>>>

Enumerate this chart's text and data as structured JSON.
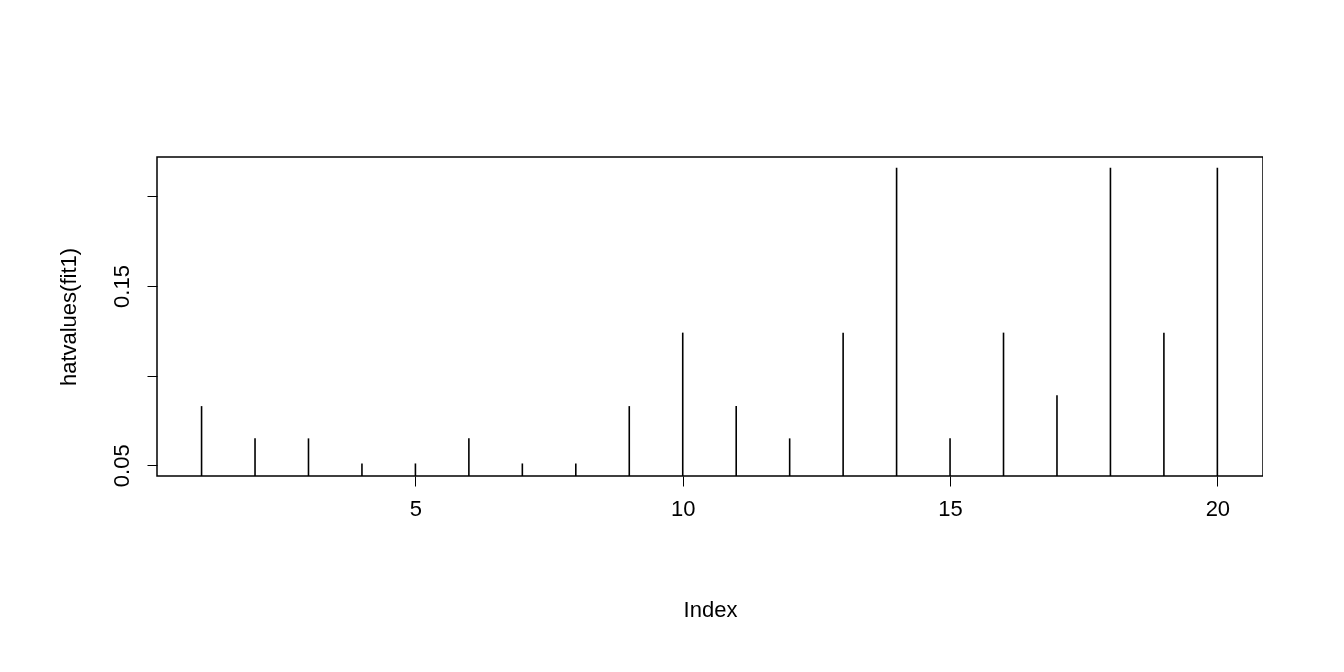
{
  "chart_data": {
    "type": "bar",
    "xlabel": "Index",
    "ylabel": "hatvalues(fit1)",
    "color": "#000000",
    "grid": false,
    "x": [
      1,
      2,
      3,
      4,
      5,
      6,
      7,
      8,
      9,
      10,
      11,
      12,
      13,
      14,
      15,
      16,
      17,
      18,
      19,
      20
    ],
    "values": [
      0.083,
      0.065,
      0.065,
      0.051,
      0.051,
      0.065,
      0.051,
      0.051,
      0.083,
      0.124,
      0.083,
      0.065,
      0.124,
      0.216,
      0.065,
      0.124,
      0.089,
      0.216,
      0.124,
      0.216
    ],
    "xlim": [
      0.26,
      20.76
    ],
    "ylim": [
      0.044,
      0.222
    ],
    "xticks": [
      5,
      10,
      15,
      20
    ],
    "yticks": [
      0.05,
      {
        "value": 0.1,
        "label": null
      },
      0.15,
      {
        "value": 0.2,
        "label": null
      }
    ]
  }
}
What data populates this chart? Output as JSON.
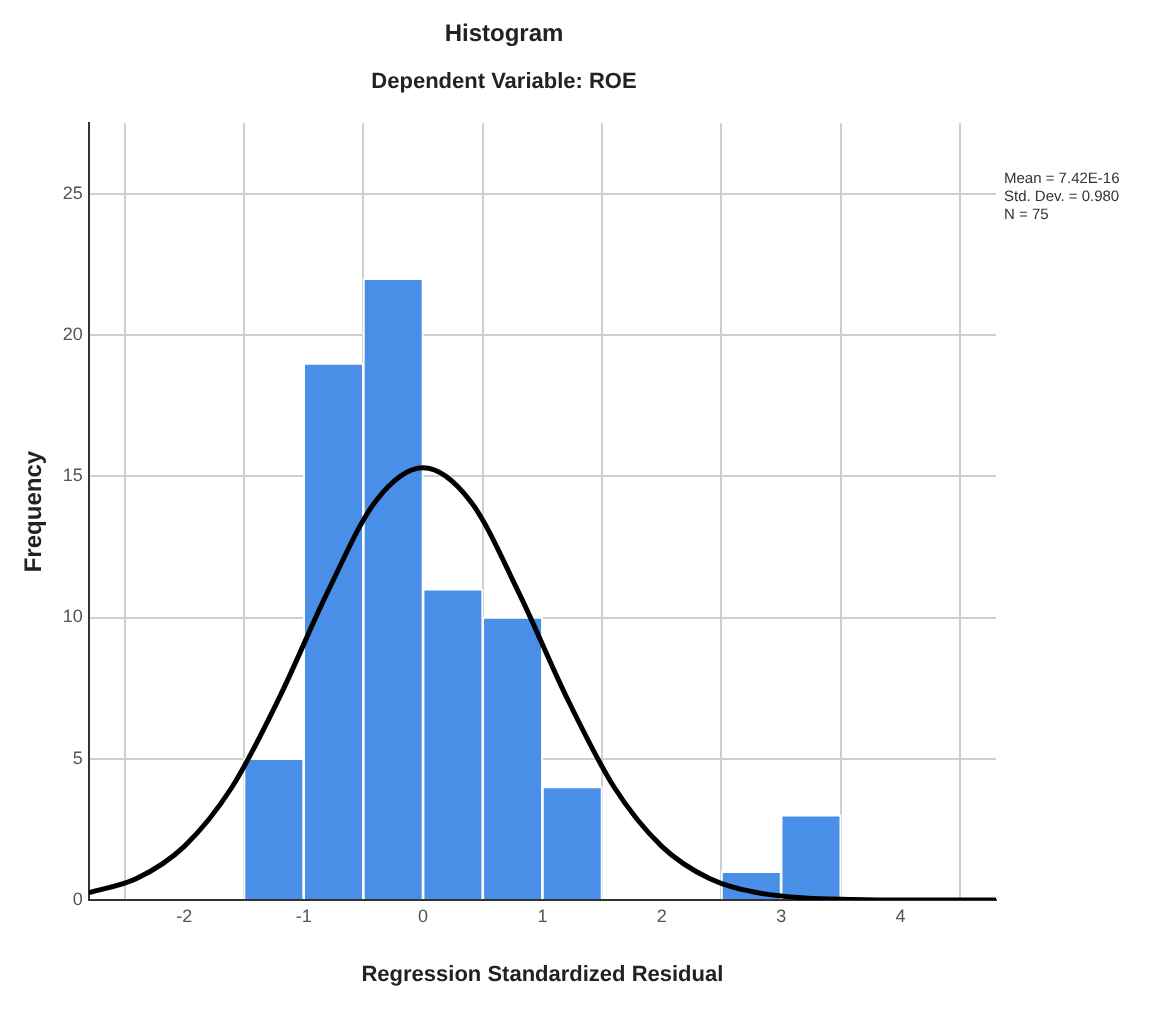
{
  "chart_data": {
    "type": "histogram",
    "title": "Histogram",
    "subtitle": "Dependent Variable: ROE",
    "xlabel": "Regression Standardized Residual",
    "ylabel": "Frequency",
    "bins": [
      -1.5,
      -1,
      -0.5,
      0,
      0.5,
      1,
      1.5,
      2,
      2.5,
      3,
      3.5
    ],
    "values": [
      5,
      19,
      22,
      11,
      10,
      4,
      0,
      0,
      1,
      3
    ],
    "color": "#4a8fe7",
    "series": [
      {
        "type": "line",
        "color": "#000000",
        "x": [
          -2.8,
          -2.4,
          -2,
          -1.6,
          -1.2,
          -0.8,
          -0.4,
          0,
          0.4,
          0.8,
          1.2,
          1.6,
          2,
          2.4,
          2.8,
          3.2,
          3.6,
          4,
          4.8
        ],
        "values": [
          0.26,
          0.76,
          1.9,
          4,
          7.2,
          10.9,
          14.1,
          15.3,
          14.1,
          10.9,
          7.2,
          4,
          1.9,
          0.76,
          0.26,
          0.07,
          0.02,
          0,
          0
        ]
      }
    ],
    "marker": "none",
    "xlim": [
      -2.8,
      4.8
    ],
    "xticks": [
      -2,
      -1,
      0,
      1,
      2,
      3,
      4
    ],
    "ylim": [
      0,
      27.5
    ],
    "yticks": [
      0,
      5,
      10,
      15,
      20,
      25
    ],
    "grid": true,
    "annotations": [
      "Mean = 7.42E-16",
      "Std. Dev. = 0.980",
      "N = 75"
    ]
  }
}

<<<

**Exercise task:**
Go through the listing above and write it out again exactly, dropping the pictures.

**Result of this exercise:**
Enumerate this chart's text and data as structured JSON.
{
  "chart_data": {
    "type": "bar",
    "xlabel": "Index",
    "ylabel": "hatvalues(fit1)",
    "color": "#000000",
    "grid": false,
    "x": [
      1,
      2,
      3,
      4,
      5,
      6,
      7,
      8,
      9,
      10,
      11,
      12,
      13,
      14,
      15,
      16,
      17,
      18,
      19,
      20
    ],
    "values": [
      0.083,
      0.065,
      0.065,
      0.051,
      0.051,
      0.065,
      0.051,
      0.051,
      0.083,
      0.124,
      0.083,
      0.065,
      0.124,
      0.216,
      0.065,
      0.124,
      0.089,
      0.216,
      0.124,
      0.216
    ],
    "xlim": [
      0.26,
      20.76
    ],
    "ylim": [
      0.044,
      0.222
    ],
    "xticks": [
      5,
      10,
      15,
      20
    ],
    "yticks": [
      0.05,
      {
        "value": 0.1,
        "label": null
      },
      0.15,
      {
        "value": 0.2,
        "label": null
      }
    ]
  }
}
What data populates this chart? Output as JSON.
{
  "chart_data": {
    "type": "histogram",
    "title": "Histogram",
    "subtitle": "Dependent Variable: ROE",
    "xlabel": "Regression Standardized Residual",
    "ylabel": "Frequency",
    "bins": [
      -1.5,
      -1,
      -0.5,
      0,
      0.5,
      1,
      1.5,
      2,
      2.5,
      3,
      3.5
    ],
    "values": [
      5,
      19,
      22,
      11,
      10,
      4,
      0,
      0,
      1,
      3
    ],
    "color": "#4a8fe7",
    "series": [
      {
        "type": "line",
        "color": "#000000",
        "x": [
          -2.8,
          -2.4,
          -2,
          -1.6,
          -1.2,
          -0.8,
          -0.4,
          0,
          0.4,
          0.8,
          1.2,
          1.6,
          2,
          2.4,
          2.8,
          3.2,
          3.6,
          4,
          4.8
        ],
        "values": [
          0.26,
          0.76,
          1.9,
          4,
          7.2,
          10.9,
          14.1,
          15.3,
          14.1,
          10.9,
          7.2,
          4,
          1.9,
          0.76,
          0.26,
          0.07,
          0.02,
          0,
          0
        ]
      }
    ],
    "marker": "none",
    "xlim": [
      -2.8,
      4.8
    ],
    "xticks": [
      -2,
      -1,
      0,
      1,
      2,
      3,
      4
    ],
    "ylim": [
      0,
      27.5
    ],
    "yticks": [
      0,
      5,
      10,
      15,
      20,
      25
    ],
    "grid": true,
    "annotations": [
      "Mean = 7.42E-16",
      "Std. Dev. = 0.980",
      "N = 75"
    ]
  }
}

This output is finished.